**What you have to do**
Show all lines from the data that include the word "Chandrakant".

**The data**
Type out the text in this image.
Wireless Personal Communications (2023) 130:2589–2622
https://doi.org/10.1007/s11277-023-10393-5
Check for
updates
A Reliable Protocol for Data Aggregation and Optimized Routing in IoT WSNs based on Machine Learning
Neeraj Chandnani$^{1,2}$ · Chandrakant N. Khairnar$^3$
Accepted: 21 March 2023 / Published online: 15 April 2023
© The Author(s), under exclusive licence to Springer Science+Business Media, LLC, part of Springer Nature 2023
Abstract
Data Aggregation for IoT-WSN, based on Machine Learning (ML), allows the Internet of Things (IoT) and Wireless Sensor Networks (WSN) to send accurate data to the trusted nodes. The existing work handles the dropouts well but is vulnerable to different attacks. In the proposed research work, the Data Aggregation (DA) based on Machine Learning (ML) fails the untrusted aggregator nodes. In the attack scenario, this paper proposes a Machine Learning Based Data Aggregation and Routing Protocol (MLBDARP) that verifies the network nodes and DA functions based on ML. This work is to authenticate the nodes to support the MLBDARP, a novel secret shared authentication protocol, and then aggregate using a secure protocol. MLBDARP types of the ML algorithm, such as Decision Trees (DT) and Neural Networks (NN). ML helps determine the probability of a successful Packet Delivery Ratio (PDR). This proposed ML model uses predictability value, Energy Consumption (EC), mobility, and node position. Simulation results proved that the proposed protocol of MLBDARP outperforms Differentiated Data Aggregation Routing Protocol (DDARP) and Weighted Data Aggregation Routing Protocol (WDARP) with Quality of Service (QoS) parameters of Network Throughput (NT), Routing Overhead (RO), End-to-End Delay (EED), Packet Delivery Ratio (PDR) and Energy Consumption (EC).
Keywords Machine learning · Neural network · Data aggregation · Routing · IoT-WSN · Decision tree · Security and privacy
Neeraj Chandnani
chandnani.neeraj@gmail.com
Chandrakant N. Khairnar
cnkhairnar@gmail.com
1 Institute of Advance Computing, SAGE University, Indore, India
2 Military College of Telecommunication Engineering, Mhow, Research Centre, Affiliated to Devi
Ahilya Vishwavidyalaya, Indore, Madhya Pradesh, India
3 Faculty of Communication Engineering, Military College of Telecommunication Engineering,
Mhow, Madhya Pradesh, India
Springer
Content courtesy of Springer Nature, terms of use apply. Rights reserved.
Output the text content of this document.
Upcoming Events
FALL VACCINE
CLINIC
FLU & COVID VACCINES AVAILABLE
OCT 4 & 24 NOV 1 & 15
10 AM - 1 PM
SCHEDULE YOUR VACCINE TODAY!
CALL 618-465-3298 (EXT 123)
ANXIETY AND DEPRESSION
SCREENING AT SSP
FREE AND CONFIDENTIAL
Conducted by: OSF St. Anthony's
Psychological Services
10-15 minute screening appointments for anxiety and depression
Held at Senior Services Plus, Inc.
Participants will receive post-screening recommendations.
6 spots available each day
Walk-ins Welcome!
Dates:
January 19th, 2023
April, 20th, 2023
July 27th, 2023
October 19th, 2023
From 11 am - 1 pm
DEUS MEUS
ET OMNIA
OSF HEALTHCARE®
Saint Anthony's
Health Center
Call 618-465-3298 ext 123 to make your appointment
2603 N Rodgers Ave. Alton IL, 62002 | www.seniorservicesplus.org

**Problem solution**
Neeraj Chandnani$^{1,2}$ · Chandrakant N. Khairnar$^3$
Chandrakant N. Khairnar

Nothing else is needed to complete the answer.